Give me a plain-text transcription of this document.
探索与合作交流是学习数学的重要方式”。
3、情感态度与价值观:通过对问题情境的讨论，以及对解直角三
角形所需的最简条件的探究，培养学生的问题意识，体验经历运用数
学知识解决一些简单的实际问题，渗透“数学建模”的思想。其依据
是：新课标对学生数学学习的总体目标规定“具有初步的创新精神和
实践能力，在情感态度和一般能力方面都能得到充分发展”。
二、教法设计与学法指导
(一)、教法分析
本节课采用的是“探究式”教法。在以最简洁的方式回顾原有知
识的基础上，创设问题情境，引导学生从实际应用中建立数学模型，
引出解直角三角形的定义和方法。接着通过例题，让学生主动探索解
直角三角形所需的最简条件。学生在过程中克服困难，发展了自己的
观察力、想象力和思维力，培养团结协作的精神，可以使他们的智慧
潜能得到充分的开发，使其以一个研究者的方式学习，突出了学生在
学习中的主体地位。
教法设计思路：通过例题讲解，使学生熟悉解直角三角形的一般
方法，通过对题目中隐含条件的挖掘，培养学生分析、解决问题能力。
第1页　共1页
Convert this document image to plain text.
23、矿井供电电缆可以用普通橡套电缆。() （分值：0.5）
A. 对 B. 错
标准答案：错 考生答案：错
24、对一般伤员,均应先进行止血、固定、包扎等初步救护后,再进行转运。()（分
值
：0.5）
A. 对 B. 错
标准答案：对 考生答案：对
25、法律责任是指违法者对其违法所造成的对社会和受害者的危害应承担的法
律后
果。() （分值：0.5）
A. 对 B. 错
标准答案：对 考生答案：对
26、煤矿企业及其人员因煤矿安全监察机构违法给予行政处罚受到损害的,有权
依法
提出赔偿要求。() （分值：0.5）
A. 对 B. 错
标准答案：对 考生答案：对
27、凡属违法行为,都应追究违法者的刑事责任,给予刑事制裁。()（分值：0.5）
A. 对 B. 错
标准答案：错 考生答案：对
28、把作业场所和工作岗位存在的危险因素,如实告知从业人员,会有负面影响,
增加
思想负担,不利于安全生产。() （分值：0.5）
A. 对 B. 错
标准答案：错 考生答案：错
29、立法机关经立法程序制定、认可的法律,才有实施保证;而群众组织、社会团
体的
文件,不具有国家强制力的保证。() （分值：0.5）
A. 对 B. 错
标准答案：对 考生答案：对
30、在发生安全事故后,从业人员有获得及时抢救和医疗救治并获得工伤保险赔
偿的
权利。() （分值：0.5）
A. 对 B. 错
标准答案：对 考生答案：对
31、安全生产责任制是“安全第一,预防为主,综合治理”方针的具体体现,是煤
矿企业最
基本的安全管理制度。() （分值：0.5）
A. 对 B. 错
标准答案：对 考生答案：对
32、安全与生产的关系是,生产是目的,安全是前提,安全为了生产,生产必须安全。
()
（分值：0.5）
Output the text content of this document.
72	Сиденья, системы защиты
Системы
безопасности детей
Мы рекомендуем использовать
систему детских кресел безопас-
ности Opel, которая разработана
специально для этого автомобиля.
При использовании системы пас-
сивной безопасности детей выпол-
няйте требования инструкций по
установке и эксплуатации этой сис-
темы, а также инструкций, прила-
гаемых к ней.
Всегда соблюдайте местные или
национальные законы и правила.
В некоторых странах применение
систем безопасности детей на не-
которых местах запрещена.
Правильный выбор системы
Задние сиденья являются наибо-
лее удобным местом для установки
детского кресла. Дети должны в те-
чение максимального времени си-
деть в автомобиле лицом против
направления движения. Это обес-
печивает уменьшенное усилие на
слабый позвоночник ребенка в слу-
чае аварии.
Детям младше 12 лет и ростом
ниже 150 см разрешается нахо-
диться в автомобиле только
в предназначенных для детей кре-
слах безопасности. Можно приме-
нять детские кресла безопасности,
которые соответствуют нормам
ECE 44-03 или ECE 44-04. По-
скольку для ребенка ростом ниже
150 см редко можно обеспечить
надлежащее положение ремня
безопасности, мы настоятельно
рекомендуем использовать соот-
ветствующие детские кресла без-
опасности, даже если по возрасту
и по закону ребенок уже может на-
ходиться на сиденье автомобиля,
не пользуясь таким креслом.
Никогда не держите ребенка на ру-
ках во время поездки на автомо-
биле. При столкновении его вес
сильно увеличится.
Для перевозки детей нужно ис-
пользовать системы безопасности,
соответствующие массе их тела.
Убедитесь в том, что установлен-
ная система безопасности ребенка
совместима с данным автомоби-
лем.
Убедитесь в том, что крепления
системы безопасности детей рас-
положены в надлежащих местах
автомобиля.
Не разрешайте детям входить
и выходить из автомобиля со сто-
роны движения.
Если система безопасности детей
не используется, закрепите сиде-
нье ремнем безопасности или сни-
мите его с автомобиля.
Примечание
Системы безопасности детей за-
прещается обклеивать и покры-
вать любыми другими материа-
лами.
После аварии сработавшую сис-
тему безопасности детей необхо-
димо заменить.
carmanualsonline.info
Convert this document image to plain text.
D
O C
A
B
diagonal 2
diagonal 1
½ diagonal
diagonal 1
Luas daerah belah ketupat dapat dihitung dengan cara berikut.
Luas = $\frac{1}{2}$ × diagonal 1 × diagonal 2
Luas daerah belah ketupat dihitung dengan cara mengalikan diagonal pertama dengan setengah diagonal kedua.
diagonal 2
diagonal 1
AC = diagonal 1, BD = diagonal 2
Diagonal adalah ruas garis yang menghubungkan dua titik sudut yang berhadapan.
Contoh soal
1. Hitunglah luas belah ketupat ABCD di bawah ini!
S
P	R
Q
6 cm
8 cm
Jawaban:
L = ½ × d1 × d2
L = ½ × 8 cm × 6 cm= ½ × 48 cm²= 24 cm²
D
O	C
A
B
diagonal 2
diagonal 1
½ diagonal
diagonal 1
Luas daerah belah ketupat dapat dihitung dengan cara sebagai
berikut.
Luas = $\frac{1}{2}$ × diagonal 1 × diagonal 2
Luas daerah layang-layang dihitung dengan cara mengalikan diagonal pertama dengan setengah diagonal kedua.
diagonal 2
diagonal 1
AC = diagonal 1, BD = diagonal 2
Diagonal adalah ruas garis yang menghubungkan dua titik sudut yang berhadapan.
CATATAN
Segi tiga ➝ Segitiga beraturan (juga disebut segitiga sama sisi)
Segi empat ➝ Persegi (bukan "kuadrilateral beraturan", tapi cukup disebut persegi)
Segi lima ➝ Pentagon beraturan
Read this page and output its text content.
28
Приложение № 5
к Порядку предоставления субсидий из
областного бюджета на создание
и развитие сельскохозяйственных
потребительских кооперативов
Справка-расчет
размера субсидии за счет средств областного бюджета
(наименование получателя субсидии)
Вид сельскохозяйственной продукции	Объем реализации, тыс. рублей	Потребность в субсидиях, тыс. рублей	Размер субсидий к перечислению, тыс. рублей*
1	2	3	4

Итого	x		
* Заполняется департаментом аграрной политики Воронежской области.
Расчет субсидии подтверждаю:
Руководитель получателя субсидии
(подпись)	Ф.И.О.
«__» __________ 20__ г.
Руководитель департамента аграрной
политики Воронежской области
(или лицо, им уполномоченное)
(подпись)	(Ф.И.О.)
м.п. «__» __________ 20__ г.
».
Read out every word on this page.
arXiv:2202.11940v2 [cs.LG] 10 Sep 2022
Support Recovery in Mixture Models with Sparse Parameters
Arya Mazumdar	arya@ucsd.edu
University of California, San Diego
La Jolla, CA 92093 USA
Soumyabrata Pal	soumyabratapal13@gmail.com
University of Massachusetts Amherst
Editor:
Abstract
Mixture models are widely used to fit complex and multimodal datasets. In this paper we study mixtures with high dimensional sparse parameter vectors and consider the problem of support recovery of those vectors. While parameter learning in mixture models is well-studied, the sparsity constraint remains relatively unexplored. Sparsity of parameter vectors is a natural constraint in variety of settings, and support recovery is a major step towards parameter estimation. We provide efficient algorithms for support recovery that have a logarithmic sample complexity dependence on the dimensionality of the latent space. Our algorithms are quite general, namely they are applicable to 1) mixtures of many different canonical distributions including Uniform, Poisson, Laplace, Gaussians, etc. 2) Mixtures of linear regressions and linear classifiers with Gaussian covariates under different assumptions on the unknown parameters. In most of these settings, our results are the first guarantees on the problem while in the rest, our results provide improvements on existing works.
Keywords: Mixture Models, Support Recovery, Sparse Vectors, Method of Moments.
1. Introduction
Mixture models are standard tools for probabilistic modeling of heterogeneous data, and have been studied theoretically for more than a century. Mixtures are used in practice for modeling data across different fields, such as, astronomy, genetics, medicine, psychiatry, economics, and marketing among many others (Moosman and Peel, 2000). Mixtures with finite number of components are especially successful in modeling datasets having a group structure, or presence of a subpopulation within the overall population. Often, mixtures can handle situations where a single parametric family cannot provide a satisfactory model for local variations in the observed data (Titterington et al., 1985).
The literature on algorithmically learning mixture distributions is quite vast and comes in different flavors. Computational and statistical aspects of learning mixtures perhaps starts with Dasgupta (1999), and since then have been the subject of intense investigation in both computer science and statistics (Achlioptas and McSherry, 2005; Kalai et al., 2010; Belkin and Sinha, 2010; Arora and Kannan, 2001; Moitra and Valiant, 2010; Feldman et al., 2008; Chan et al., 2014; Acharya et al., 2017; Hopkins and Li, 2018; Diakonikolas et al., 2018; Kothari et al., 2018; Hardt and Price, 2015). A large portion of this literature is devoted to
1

★ ★ ★ ★ ★ ★ ★

SHORT TASK
Find every line that holds "ребенка" and copy it.

IN RESPONSE
слабый позвоночник ребенка в слу-
скольку для ребенка ростом ниже
Никогда не держите ребенка на ру-
ная система безопасности ребенка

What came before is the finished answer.